Record list —
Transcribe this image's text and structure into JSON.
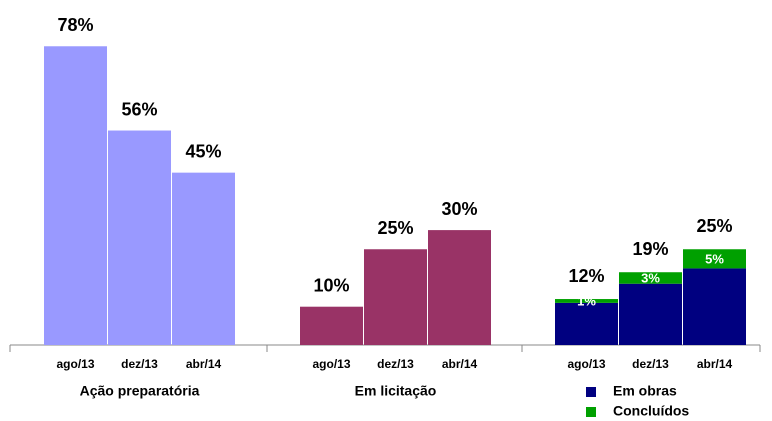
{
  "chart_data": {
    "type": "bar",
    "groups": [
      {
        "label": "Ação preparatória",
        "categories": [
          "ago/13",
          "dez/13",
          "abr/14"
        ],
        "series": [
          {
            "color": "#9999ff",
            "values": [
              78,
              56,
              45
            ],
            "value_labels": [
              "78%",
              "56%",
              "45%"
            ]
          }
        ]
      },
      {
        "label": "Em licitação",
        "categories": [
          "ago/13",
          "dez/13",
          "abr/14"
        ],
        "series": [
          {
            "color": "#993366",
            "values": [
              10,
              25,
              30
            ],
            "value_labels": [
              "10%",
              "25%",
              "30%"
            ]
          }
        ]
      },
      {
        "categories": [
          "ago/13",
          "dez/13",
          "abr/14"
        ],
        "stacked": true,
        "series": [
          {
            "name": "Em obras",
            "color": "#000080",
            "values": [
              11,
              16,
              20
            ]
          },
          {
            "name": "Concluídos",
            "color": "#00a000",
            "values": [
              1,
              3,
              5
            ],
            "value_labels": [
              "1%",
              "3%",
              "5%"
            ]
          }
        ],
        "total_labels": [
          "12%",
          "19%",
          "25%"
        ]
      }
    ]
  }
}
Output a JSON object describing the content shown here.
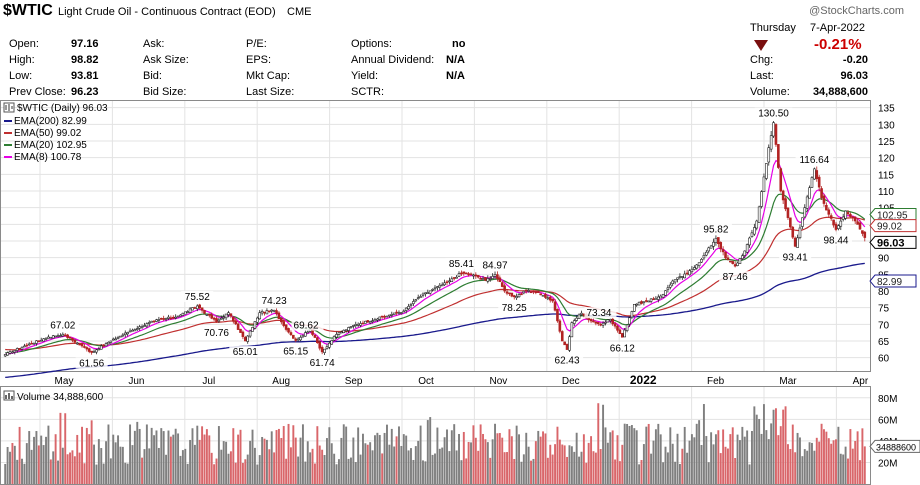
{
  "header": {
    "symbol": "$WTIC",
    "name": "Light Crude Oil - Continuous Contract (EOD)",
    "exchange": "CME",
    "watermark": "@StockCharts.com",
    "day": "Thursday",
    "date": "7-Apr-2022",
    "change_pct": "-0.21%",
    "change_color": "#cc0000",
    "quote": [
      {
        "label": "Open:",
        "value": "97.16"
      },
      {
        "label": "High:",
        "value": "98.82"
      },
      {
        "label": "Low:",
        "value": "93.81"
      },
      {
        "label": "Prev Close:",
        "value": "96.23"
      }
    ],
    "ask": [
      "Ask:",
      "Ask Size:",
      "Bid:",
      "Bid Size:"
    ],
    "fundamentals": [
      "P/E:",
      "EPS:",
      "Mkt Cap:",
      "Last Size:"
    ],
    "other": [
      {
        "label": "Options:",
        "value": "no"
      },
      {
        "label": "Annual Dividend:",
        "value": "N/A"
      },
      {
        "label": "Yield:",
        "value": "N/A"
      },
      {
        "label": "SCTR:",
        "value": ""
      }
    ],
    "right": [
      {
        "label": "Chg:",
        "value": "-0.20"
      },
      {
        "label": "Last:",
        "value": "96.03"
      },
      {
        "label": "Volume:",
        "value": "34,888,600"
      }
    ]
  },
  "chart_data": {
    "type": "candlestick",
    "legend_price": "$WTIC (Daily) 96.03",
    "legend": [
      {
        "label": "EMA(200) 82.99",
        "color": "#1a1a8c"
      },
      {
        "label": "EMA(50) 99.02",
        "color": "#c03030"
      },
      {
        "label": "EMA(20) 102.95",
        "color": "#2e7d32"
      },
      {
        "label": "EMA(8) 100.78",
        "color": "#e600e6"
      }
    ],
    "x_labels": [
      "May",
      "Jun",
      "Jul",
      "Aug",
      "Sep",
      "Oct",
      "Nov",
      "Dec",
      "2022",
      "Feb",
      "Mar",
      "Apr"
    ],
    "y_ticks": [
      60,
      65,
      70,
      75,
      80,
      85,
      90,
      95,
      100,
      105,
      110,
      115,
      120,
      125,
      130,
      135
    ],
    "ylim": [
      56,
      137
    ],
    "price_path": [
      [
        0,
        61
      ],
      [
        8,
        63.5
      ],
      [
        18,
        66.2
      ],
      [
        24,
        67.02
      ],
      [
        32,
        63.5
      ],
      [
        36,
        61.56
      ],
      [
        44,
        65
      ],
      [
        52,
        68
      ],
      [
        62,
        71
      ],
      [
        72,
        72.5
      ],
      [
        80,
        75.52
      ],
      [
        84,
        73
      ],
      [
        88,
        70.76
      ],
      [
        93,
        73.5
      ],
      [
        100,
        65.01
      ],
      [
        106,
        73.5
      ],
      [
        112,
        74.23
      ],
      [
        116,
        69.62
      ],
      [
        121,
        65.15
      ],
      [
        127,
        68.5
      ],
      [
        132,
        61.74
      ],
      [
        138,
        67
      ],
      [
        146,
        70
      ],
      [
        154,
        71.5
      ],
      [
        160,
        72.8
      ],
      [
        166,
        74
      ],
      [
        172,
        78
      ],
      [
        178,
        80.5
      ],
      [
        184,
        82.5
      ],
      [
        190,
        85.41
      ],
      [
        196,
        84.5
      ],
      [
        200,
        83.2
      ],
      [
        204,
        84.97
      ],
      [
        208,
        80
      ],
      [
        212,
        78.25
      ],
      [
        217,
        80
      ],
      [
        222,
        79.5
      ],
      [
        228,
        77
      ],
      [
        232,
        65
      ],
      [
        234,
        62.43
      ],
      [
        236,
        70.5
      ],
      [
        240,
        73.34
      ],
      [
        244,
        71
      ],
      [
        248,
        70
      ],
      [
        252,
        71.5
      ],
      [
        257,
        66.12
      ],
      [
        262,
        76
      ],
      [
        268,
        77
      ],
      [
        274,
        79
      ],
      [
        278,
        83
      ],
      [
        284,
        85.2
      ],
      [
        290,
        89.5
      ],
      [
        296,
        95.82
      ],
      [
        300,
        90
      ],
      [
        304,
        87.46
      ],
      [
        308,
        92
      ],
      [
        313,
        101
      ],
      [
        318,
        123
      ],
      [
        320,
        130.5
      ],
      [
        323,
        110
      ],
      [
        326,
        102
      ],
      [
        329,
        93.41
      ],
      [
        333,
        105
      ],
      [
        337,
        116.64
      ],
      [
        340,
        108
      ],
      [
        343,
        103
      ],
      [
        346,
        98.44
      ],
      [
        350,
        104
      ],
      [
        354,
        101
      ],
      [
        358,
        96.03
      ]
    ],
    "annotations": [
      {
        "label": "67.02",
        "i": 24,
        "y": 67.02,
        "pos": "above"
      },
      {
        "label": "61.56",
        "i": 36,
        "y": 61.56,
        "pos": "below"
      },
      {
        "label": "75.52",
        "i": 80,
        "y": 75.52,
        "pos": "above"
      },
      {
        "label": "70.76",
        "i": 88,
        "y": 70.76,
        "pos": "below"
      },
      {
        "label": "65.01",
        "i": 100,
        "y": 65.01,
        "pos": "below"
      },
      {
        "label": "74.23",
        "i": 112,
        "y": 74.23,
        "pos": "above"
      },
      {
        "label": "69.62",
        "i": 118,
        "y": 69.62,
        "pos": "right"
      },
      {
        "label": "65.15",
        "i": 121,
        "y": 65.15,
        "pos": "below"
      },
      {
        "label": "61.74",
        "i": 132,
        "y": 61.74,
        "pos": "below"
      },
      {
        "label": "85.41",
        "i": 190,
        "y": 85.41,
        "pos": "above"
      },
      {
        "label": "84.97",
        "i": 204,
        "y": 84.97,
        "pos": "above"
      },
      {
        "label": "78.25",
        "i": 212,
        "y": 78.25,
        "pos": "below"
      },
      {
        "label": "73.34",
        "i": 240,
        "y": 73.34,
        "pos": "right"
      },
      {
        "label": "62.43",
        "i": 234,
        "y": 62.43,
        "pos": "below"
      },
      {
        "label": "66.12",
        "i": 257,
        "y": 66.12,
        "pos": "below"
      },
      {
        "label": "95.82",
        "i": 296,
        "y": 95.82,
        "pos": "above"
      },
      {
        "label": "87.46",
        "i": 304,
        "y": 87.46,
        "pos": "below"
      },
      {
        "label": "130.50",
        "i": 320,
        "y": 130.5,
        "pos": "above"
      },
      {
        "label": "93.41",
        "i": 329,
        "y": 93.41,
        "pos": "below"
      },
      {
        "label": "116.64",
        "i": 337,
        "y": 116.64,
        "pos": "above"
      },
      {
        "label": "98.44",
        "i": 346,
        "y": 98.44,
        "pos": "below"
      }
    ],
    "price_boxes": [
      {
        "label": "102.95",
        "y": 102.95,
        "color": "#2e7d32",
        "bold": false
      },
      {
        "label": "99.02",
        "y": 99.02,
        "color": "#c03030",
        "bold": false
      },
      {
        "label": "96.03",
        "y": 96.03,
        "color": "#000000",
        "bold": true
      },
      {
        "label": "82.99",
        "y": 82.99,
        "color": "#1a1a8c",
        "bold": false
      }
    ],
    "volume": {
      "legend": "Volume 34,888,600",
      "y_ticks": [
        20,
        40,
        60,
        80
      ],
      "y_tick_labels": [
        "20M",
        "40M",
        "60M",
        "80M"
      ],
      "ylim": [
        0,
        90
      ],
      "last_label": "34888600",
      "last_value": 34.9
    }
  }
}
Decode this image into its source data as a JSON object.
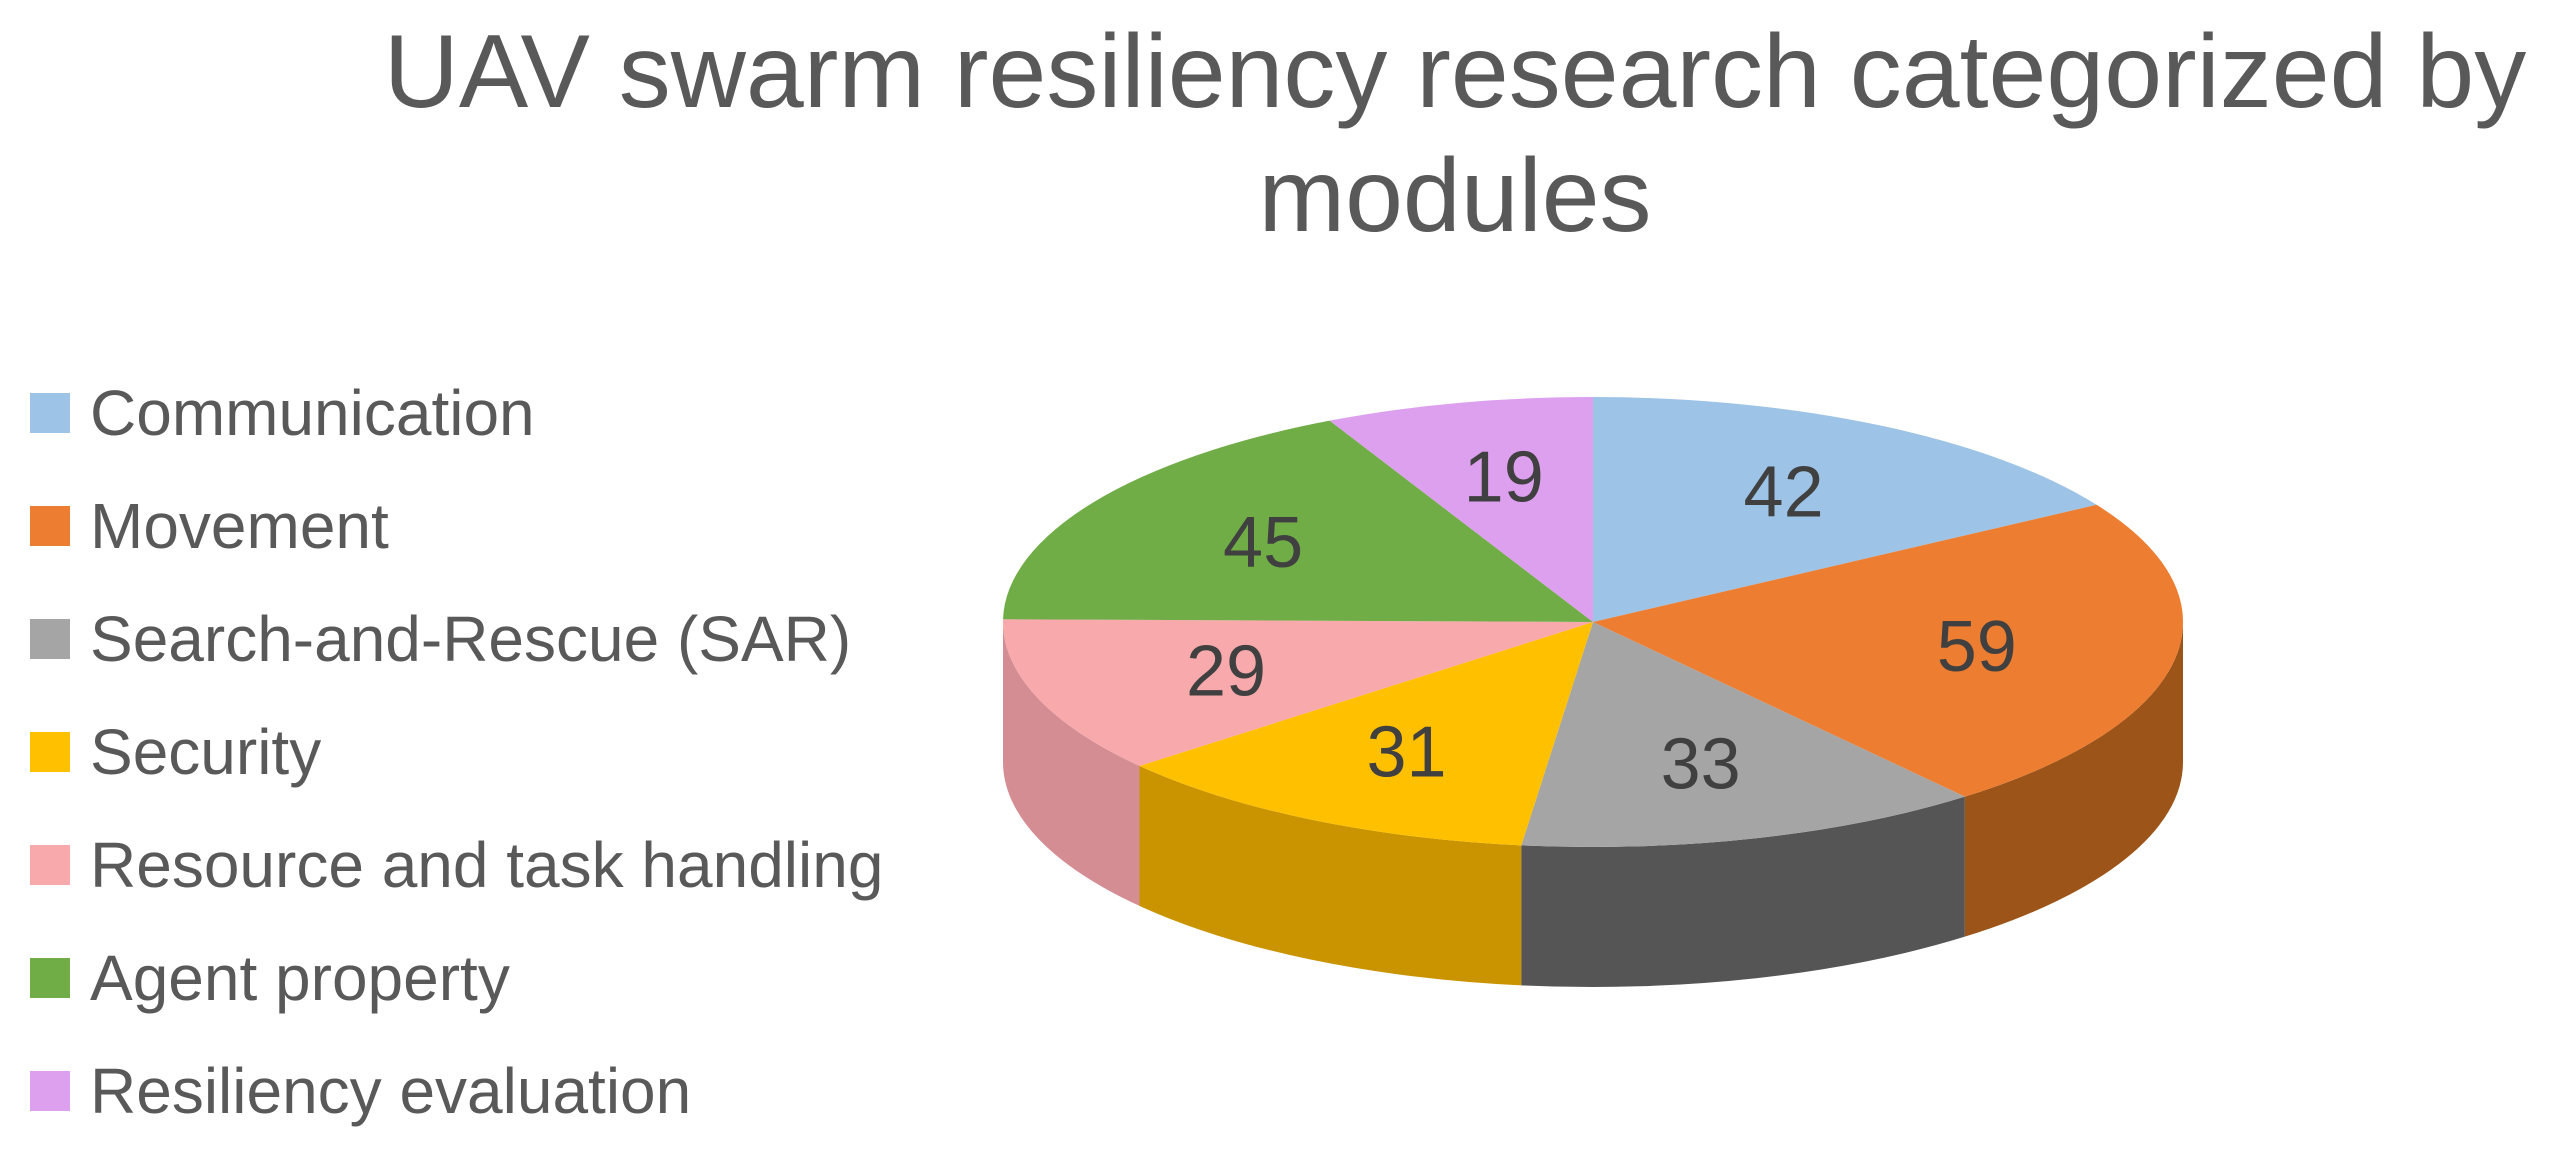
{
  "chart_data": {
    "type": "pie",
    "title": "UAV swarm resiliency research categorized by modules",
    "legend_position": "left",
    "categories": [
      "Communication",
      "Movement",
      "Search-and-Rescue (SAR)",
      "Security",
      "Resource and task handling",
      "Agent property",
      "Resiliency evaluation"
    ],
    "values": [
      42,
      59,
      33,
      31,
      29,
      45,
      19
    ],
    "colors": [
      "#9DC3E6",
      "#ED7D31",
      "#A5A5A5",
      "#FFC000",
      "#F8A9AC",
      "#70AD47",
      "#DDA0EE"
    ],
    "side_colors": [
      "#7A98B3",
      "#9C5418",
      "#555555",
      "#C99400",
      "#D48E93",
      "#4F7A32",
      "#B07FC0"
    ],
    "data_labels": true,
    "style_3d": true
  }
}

Task details — With pictures omitted, reproduce exactly the lines from the line containing "Decode this image" through the end of the data above.

Answer to the exercise —
Decode this image into its source data as a JSON object.
{
  "chart_data": {
    "type": "pie",
    "title": "UAV swarm resiliency research categorized by modules",
    "legend_position": "left",
    "categories": [
      "Communication",
      "Movement",
      "Search-and-Rescue (SAR)",
      "Security",
      "Resource and task handling",
      "Agent property",
      "Resiliency evaluation"
    ],
    "values": [
      42,
      59,
      33,
      31,
      29,
      45,
      19
    ],
    "colors": [
      "#9DC3E6",
      "#ED7D31",
      "#A5A5A5",
      "#FFC000",
      "#F8A9AC",
      "#70AD47",
      "#DDA0EE"
    ],
    "side_colors": [
      "#7A98B3",
      "#9C5418",
      "#555555",
      "#C99400",
      "#D48E93",
      "#4F7A32",
      "#B07FC0"
    ],
    "data_labels": true,
    "style_3d": true
  }
}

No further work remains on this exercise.